▸ **WRITTEN EXERCISE**:
Retype the material below. Keep every word exactly as it is.

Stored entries
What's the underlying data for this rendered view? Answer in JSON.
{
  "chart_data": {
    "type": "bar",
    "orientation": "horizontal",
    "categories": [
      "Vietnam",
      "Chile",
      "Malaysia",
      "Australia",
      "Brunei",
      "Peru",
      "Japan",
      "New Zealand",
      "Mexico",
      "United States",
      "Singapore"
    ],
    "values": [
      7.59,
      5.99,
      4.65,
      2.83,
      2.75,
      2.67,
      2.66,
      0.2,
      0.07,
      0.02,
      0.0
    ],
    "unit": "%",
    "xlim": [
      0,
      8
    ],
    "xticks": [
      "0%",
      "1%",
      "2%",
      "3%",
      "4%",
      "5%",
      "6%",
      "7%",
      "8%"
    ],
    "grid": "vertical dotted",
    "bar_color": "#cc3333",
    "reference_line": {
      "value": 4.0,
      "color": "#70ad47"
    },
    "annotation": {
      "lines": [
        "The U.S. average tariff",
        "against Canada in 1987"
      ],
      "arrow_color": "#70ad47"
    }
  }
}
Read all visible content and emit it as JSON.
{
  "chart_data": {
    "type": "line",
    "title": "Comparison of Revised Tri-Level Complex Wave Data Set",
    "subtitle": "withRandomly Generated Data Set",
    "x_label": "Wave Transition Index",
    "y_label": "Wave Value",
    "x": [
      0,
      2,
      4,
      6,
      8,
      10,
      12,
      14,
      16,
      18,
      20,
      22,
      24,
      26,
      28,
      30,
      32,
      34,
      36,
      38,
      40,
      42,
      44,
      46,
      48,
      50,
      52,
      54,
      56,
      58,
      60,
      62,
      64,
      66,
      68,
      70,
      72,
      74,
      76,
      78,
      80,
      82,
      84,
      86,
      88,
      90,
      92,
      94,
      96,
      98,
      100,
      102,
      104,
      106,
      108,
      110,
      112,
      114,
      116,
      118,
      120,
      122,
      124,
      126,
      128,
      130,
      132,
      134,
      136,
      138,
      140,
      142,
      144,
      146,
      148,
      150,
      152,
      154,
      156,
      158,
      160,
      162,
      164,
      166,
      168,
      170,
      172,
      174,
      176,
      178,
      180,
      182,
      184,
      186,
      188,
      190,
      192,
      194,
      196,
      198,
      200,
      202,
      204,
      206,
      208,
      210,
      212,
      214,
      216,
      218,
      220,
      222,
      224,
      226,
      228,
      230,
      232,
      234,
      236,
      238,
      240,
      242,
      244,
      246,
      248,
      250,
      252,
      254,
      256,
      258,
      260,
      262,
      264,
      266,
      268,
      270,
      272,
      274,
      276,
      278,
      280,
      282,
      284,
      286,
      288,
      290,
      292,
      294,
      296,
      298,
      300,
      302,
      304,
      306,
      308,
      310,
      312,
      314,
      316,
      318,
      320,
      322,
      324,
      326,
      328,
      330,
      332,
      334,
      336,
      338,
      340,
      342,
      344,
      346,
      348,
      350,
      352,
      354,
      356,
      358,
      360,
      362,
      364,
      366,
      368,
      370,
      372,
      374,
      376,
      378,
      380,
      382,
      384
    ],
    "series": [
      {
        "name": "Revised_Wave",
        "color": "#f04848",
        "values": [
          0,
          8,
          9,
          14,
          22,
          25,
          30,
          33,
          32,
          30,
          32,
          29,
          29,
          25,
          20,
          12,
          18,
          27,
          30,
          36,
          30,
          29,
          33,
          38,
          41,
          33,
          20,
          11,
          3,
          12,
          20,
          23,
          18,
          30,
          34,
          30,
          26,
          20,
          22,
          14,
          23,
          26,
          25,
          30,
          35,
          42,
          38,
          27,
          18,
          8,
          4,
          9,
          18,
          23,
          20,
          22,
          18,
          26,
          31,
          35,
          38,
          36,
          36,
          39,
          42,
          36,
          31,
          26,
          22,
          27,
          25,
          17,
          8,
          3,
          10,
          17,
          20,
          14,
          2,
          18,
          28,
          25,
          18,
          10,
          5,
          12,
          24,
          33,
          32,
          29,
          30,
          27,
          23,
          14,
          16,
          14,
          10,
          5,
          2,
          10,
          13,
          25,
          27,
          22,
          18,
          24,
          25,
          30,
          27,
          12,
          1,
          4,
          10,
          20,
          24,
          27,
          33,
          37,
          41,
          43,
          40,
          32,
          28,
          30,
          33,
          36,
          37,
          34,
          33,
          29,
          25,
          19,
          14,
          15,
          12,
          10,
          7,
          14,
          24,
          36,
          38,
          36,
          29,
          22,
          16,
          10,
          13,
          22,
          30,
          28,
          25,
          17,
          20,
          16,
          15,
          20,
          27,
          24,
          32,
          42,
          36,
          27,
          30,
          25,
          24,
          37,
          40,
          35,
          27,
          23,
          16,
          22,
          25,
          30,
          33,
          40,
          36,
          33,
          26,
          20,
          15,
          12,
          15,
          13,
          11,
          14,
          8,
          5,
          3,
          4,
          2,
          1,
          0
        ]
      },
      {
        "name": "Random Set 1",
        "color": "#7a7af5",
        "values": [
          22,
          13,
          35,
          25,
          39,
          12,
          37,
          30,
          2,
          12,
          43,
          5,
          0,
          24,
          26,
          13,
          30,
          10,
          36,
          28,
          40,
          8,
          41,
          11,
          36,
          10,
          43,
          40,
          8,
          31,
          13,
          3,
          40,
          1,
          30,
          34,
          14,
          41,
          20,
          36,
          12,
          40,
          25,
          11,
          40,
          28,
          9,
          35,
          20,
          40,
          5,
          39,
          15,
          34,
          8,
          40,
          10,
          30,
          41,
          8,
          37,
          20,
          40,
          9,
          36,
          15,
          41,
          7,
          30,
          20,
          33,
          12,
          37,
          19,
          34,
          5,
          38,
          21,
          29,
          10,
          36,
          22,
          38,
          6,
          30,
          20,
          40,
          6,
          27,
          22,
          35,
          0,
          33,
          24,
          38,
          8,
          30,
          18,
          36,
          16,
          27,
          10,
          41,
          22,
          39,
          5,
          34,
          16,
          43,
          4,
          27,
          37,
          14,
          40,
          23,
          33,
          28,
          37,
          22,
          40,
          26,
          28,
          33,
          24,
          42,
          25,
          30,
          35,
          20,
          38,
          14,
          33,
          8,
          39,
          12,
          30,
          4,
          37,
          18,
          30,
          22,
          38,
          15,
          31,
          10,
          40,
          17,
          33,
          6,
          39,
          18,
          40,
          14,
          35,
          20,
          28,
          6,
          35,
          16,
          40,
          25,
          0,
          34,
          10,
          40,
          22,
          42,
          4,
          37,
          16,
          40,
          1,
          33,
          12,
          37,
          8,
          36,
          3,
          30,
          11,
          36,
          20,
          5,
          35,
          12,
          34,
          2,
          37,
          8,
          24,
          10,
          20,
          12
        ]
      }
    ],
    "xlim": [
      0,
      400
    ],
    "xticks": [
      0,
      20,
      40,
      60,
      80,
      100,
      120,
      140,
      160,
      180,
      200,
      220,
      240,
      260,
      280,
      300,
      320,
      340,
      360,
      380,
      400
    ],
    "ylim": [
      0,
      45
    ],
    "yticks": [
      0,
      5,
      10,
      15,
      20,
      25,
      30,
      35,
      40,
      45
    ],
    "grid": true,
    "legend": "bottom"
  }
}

▸ **TASK RESPONSE**:
What's the underlying data for this rendered view? Answer in JSON.
{
  "chart_data": {
    "type": "bar",
    "orientation": "horizontal",
    "categories": [
      "Vietnam",
      "Chile",
      "Malaysia",
      "Australia",
      "Brunei",
      "Peru",
      "Japan",
      "New Zealand",
      "Mexico",
      "United States",
      "Singapore"
    ],
    "values": [
      7.59,
      5.99,
      4.65,
      2.83,
      2.75,
      2.67,
      2.66,
      0.2,
      0.07,
      0.02,
      0.0
    ],
    "unit": "%",
    "xlim": [
      0,
      8
    ],
    "xticks": [
      "0%",
      "1%",
      "2%",
      "3%",
      "4%",
      "5%",
      "6%",
      "7%",
      "8%"
    ],
    "grid": "vertical dotted",
    "bar_color": "#cc3333",
    "reference_line": {
      "value": 4.0,
      "color": "#70ad47"
    },
    "annotation": {
      "lines": [
        "The U.S. average tariff",
        "against Canada in 1987"
      ],
      "arrow_color": "#70ad47"
    }
  }
}
Read all visible content and emit it as JSON.
{
  "chart_data": {
    "type": "line",
    "title": "Comparison of Revised Tri-Level Complex Wave Data Set",
    "subtitle": "withRandomly Generated Data Set",
    "x_label": "Wave Transition Index",
    "y_label": "Wave Value",
    "x": [
      0,
      2,
      4,
      6,
      8,
      10,
      12,
      14,
      16,
      18,
      20,
      22,
      24,
      26,
      28,
      30,
      32,
      34,
      36,
      38,
      40,
      42,
      44,
      46,
      48,
      50,
      52,
      54,
      56,
      58,
      60,
      62,
      64,
      66,
      68,
      70,
      72,
      74,
      76,
      78,
      80,
      82,
      84,
      86,
      88,
      90,
      92,
      94,
      96,
      98,
      100,
      102,
      104,
      106,
      108,
      110,
      112,
      114,
      116,
      118,
      120,
      122,
      124,
      126,
      128,
      130,
      132,
      134,
      136,
      138,
      140,
      142,
      144,
      146,
      148,
      150,
      152,
      154,
      156,
      158,
      160,
      162,
      164,
      166,
      168,
      170,
      172,
      174,
      176,
      178,
      180,
      182,
      184,
      186,
      188,
      190,
      192,
      194,
      196,
      198,
      200,
      202,
      204,
      206,
      208,
      210,
      212,
      214,
      216,
      218,
      220,
      222,
      224,
      226,
      228,
      230,
      232,
      234,
      236,
      238,
      240,
      242,
      244,
      246,
      248,
      250,
      252,
      254,
      256,
      258,
      260,
      262,
      264,
      266,
      268,
      270,
      272,
      274,
      276,
      278,
      280,
      282,
      284,
      286,
      288,
      290,
      292,
      294,
      296,
      298,
      300,
      302,
      304,
      306,
      308,
      310,
      312,
      314,
      316,
      318,
      320,
      322,
      324,
      326,
      328,
      330,
      332,
      334,
      336,
      338,
      340,
      342,
      344,
      346,
      348,
      350,
      352,
      354,
      356,
      358,
      360,
      362,
      364,
      366,
      368,
      370,
      372,
      374,
      376,
      378,
      380,
      382,
      384
    ],
    "series": [
      {
        "name": "Revised_Wave",
        "color": "#f04848",
        "values": [
          0,
          8,
          9,
          14,
          22,
          25,
          30,
          33,
          32,
          30,
          32,
          29,
          29,
          25,
          20,
          12,
          18,
          27,
          30,
          36,
          30,
          29,
          33,
          38,
          41,
          33,
          20,
          11,
          3,
          12,
          20,
          23,
          18,
          30,
          34,
          30,
          26,
          20,
          22,
          14,
          23,
          26,
          25,
          30,
          35,
          42,
          38,
          27,
          18,
          8,
          4,
          9,
          18,
          23,
          20,
          22,
          18,
          26,
          31,
          35,
          38,
          36,
          36,
          39,
          42,
          36,
          31,
          26,
          22,
          27,
          25,
          17,
          8,
          3,
          10,
          17,
          20,
          14,
          2,
          18,
          28,
          25,
          18,
          10,
          5,
          12,
          24,
          33,
          32,
          29,
          30,
          27,
          23,
          14,
          16,
          14,
          10,
          5,
          2,
          10,
          13,
          25,
          27,
          22,
          18,
          24,
          25,
          30,
          27,
          12,
          1,
          4,
          10,
          20,
          24,
          27,
          33,
          37,
          41,
          43,
          40,
          32,
          28,
          30,
          33,
          36,
          37,
          34,
          33,
          29,
          25,
          19,
          14,
          15,
          12,
          10,
          7,
          14,
          24,
          36,
          38,
          36,
          29,
          22,
          16,
          10,
          13,
          22,
          30,
          28,
          25,
          17,
          20,
          16,
          15,
          20,
          27,
          24,
          32,
          42,
          36,
          27,
          30,
          25,
          24,
          37,
          40,
          35,
          27,
          23,
          16,
          22,
          25,
          30,
          33,
          40,
          36,
          33,
          26,
          20,
          15,
          12,
          15,
          13,
          11,
          14,
          8,
          5,
          3,
          4,
          2,
          1,
          0
        ]
      },
      {
        "name": "Random Set 1",
        "color": "#7a7af5",
        "values": [
          22,
          13,
          35,
          25,
          39,
          12,
          37,
          30,
          2,
          12,
          43,
          5,
          0,
          24,
          26,
          13,
          30,
          10,
          36,
          28,
          40,
          8,
          41,
          11,
          36,
          10,
          43,
          40,
          8,
          31,
          13,
          3,
          40,
          1,
          30,
          34,
          14,
          41,
          20,
          36,
          12,
          40,
          25,
          11,
          40,
          28,
          9,
          35,
          20,
          40,
          5,
          39,
          15,
          34,
          8,
          40,
          10,
          30,
          41,
          8,
          37,
          20,
          40,
          9,
          36,
          15,
          41,
          7,
          30,
          20,
          33,
          12,
          37,
          19,
          34,
          5,
          38,
          21,
          29,
          10,
          36,
          22,
          38,
          6,
          30,
          20,
          40,
          6,
          27,
          22,
          35,
          0,
          33,
          24,
          38,
          8,
          30,
          18,
          36,
          16,
          27,
          10,
          41,
          22,
          39,
          5,
          34,
          16,
          43,
          4,
          27,
          37,
          14,
          40,
          23,
          33,
          28,
          37,
          22,
          40,
          26,
          28,
          33,
          24,
          42,
          25,
          30,
          35,
          20,
          38,
          14,
          33,
          8,
          39,
          12,
          30,
          4,
          37,
          18,
          30,
          22,
          38,
          15,
          31,
          10,
          40,
          17,
          33,
          6,
          39,
          18,
          40,
          14,
          35,
          20,
          28,
          6,
          35,
          16,
          40,
          25,
          0,
          34,
          10,
          40,
          22,
          42,
          4,
          37,
          16,
          40,
          1,
          33,
          12,
          37,
          8,
          36,
          3,
          30,
          11,
          36,
          20,
          5,
          35,
          12,
          34,
          2,
          37,
          8,
          24,
          10,
          20,
          12
        ]
      }
    ],
    "xlim": [
      0,
      400
    ],
    "xticks": [
      0,
      20,
      40,
      60,
      80,
      100,
      120,
      140,
      160,
      180,
      200,
      220,
      240,
      260,
      280,
      300,
      320,
      340,
      360,
      380,
      400
    ],
    "ylim": [
      0,
      45
    ],
    "yticks": [
      0,
      5,
      10,
      15,
      20,
      25,
      30,
      35,
      40,
      45
    ],
    "grid": true,
    "legend": "bottom"
  }
}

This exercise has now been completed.